What is expected - Across the listing below, count the lines that mention the string "patidar". Reply with the figure only.

Records shown -

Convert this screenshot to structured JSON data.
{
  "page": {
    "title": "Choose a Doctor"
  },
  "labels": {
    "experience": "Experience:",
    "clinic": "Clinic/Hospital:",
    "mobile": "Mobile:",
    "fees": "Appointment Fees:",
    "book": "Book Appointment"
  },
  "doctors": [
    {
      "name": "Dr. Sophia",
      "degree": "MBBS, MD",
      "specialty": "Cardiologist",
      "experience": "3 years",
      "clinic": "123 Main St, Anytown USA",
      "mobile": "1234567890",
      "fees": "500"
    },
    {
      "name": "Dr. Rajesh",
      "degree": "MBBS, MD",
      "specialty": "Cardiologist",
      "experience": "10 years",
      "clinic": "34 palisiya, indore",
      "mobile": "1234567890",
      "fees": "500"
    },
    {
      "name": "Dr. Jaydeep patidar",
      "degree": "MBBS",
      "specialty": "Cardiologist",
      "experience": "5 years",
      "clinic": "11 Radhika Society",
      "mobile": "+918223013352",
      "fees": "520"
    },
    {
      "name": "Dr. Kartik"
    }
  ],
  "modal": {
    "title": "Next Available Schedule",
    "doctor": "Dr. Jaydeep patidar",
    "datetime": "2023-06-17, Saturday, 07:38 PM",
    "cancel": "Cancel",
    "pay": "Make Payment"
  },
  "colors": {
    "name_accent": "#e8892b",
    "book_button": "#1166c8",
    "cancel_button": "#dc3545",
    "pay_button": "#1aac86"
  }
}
...
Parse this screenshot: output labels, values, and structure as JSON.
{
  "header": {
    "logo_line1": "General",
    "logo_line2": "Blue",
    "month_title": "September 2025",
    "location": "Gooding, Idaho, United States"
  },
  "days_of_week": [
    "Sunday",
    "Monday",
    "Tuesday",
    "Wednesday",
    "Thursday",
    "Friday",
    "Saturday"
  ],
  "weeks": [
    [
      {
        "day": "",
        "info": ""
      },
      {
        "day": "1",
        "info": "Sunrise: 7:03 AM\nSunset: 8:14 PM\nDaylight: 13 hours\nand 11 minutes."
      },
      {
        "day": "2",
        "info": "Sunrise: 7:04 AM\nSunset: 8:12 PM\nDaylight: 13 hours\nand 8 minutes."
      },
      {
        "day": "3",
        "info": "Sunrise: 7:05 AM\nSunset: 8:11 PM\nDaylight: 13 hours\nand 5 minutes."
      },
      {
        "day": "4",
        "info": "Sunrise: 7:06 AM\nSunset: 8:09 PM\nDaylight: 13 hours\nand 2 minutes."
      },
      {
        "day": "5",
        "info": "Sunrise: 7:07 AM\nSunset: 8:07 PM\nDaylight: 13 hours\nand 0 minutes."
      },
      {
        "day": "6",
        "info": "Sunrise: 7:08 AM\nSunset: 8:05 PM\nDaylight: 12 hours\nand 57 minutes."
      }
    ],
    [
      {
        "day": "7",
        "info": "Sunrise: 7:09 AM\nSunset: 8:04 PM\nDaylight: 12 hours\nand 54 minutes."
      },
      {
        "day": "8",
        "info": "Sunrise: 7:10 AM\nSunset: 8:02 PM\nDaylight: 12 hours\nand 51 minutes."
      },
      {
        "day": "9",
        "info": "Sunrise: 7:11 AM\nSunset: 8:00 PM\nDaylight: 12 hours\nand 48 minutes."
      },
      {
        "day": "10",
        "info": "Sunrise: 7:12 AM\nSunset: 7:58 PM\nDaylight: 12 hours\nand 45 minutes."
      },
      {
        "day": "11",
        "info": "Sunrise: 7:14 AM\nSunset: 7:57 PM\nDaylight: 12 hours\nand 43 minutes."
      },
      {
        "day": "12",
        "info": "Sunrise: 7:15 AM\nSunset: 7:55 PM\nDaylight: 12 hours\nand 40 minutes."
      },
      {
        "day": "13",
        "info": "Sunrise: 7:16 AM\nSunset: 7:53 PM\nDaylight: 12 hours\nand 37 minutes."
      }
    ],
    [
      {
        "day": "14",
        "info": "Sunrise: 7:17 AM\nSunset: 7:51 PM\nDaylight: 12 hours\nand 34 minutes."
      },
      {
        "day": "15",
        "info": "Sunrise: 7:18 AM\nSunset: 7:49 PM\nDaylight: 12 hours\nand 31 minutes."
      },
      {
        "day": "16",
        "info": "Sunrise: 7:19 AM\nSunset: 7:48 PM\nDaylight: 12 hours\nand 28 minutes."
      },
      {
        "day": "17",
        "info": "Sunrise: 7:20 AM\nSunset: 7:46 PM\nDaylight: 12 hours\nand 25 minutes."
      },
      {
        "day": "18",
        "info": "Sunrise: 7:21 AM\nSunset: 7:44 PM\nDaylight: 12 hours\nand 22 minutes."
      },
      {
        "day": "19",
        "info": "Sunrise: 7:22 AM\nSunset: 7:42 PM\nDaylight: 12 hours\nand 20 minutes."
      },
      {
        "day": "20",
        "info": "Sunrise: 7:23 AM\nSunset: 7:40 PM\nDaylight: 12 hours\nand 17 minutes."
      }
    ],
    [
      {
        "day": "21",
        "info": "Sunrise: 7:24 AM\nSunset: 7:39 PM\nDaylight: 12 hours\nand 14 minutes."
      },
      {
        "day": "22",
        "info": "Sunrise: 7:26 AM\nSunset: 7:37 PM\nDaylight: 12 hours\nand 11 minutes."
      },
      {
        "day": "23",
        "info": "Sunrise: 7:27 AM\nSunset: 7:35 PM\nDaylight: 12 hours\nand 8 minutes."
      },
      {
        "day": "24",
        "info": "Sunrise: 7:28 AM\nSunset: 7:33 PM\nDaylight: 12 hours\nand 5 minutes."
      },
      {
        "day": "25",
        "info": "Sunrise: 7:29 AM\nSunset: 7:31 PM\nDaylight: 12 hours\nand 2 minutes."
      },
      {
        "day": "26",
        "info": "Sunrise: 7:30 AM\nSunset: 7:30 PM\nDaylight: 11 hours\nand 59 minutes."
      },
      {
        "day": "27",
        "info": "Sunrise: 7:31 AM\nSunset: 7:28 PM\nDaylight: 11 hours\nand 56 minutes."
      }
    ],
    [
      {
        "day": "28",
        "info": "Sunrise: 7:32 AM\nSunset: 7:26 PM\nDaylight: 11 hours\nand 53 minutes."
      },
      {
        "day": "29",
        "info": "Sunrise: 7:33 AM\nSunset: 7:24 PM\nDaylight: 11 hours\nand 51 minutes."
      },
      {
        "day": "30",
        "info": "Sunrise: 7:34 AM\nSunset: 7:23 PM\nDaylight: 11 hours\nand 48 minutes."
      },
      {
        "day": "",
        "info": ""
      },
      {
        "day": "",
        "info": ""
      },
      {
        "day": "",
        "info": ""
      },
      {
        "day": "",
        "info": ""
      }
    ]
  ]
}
==
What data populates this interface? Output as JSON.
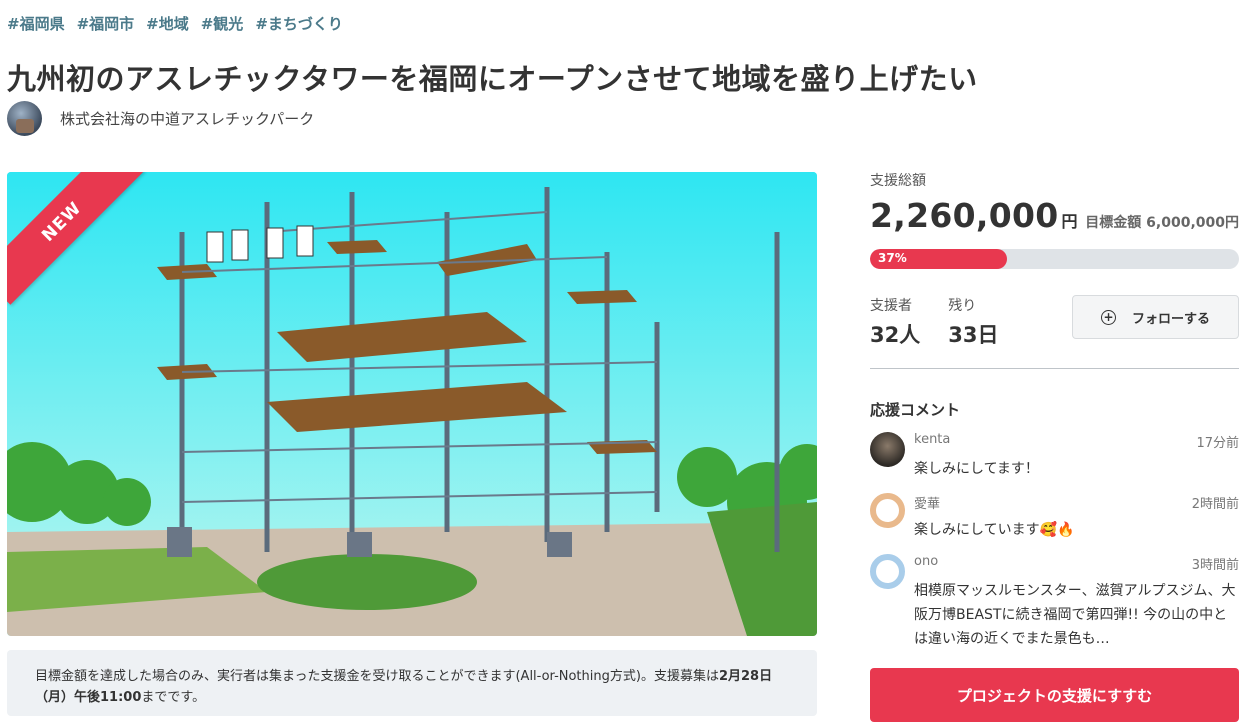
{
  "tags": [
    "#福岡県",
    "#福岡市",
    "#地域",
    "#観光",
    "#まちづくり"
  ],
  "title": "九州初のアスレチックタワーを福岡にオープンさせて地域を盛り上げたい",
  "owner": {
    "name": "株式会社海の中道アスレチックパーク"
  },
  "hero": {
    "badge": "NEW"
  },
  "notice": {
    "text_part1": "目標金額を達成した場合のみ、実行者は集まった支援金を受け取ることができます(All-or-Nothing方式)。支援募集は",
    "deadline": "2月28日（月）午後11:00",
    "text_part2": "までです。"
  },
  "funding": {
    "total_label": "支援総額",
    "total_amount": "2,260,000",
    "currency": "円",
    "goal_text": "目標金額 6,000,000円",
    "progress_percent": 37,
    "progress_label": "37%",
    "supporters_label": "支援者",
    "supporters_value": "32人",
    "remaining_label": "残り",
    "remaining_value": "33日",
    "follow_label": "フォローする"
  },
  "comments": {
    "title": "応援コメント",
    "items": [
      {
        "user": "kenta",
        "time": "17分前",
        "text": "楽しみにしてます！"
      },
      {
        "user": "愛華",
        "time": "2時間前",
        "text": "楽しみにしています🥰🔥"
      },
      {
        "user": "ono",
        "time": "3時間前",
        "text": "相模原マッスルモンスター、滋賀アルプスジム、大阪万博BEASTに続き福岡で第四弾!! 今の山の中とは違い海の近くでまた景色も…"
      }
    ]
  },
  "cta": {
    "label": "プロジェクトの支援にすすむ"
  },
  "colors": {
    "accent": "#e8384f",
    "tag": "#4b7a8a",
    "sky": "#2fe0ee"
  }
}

Task output - 2